提示テキスト:
⟨
AGF(自動フォークリフト)とシートシャッタの連携制御 ― 要件定義から無線インフラ構築、既設シャッタの解析まで
食品メーカー様 (食品製造(工場内物流の自動化))
- AGF
- AMR
- AGV
- 自動搬送
- シートシャッタ制御
- Modbus TCP
- 無線LAN構築
- 物流自動化

案件概要
- お客様:食品メーカー様(工場)
- プロジェクト:AGF(Automated Guided Forklift/自動フォークリフト)導入に伴う、走行経路上のシートシャッタ4基の自動開閉システム構築と、AGF用無線通信インフラの整備
- 担当範囲:要件定義、システム設計・提案、AGFメーカーとの通信仕様すり合わせ、制御盤・リモートIO設計製作、既設シャッタの制御解析・改造設計、無線インフラ構築(配線設計・電波測定・AP設定)、PLCソフト開発、現地試運転
背景と課題
工場内の荷積み・荷下しをAGFで自動化するプロジェクト。しかしAGFの走行経路上には、ひもスイッチや押しボタンで人が開け閉めしてきた既設のシートシャッタが4基。人が開けていたシャッタを、無人のフォークリフトのために誰かが開けなければならない——ここが本案件の出発点です。
⟩
学習資料:
⟨
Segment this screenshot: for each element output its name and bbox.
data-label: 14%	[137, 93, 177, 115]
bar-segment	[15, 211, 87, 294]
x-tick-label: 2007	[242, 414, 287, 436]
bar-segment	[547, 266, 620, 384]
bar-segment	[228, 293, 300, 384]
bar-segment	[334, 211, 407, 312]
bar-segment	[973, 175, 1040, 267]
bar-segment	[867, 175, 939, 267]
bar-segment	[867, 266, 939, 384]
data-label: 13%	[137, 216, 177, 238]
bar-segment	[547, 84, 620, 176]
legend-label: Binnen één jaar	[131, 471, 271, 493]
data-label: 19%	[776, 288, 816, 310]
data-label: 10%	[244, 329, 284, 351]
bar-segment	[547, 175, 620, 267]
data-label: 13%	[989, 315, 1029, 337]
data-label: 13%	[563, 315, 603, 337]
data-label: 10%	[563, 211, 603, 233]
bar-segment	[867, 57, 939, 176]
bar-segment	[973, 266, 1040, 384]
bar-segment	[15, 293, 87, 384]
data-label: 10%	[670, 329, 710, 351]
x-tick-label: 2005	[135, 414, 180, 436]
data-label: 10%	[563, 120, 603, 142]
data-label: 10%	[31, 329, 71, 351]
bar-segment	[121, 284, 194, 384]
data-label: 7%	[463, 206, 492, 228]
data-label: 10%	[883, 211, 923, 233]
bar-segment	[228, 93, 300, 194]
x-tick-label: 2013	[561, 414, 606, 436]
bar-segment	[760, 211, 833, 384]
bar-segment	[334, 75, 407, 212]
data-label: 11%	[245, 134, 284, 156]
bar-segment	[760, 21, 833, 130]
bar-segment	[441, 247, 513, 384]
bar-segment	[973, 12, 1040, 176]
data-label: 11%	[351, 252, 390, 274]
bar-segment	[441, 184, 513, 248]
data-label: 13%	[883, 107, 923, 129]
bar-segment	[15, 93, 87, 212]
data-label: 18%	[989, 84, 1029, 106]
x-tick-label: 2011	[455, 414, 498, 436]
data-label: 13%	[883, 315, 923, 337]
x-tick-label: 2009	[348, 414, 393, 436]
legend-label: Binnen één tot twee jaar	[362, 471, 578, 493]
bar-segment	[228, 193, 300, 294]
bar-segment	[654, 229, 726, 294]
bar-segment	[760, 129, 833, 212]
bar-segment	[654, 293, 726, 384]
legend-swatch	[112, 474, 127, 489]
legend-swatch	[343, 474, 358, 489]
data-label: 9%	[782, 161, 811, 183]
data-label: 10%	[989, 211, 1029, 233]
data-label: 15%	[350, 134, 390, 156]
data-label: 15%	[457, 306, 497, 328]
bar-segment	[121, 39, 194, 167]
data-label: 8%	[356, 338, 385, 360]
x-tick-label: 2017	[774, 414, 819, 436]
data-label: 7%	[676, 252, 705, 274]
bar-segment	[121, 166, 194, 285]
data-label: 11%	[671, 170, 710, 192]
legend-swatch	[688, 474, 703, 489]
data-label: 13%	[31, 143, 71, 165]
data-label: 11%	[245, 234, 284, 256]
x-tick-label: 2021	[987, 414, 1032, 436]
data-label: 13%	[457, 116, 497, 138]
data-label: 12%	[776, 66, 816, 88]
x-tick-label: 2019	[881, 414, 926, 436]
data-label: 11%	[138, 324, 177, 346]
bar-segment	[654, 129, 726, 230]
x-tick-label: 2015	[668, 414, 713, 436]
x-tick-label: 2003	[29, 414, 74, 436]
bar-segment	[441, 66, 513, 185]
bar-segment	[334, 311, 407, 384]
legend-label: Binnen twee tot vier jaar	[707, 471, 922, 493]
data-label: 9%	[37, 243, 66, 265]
⟩
作業指示 A:
AGFとシートシャッタ連携の事例文について、次の(i)〜(iii)が本文と合うか、それぞれ「はい」か「いいえ」で答えよ。判断の根拠となる本文の語句をそのまま引用すること。
(i) AGFの走行経路上にあるシートシャッタは4基である。
(ii) 既設のシートシャッタは、もともとセンサーで自動的に開閉していた。
(iii) 担当範囲には現地試運転が含まれる。
作業指示 B:
AGFとシートシャッタ連携の事例文を、最後の文の後から続けて書け。

回答 A:
(i) はい。「走行経路上のシートシャッタ4基」
(ii) いいえ。「ひもスイッチや押しボタンで人が開け閉めしてきた既設のシートシャッタ」
(iii) はい。「PLCソフト開発、現地試運転」

回答 B:
課題は制御だけにとどまりませんでした。
- 既設シャッタは3社3様:4基のシャッタはメーカーがバラバラで、うち1基は機種すら不明。図面はほぼ残っておらず、過去の改造も複数
- 無線インフラがない:AGFと上位のRCS(Robot Control System)は無線で通信するが、経路をカバーする無線環境が存在しない
- 関係者が多い:エンドユーザー様、AGFの商社・メーカー、複数の施工協力会社。誰が何をどこまでやるのか、スコープと責任分界の整理が不可欠
対応内容
要件定義とシステム提案 ― 「誰が・何を・どこまで」を先に固める
最初に取り組んだのは、システム構成と責任分界の設計です。AGFメーカーと通信インターフェイス仕様をすり合わせ、AGF制御系ネットワークとシャッタ制御系ネットワークを別セグメントに分離する構成をエンドユーザー様へ提案。調査・手配・設置・配線・試運転を項目×担当者のスコープ表に整理し、多数の関係者が迷わず動ける土台を作りました。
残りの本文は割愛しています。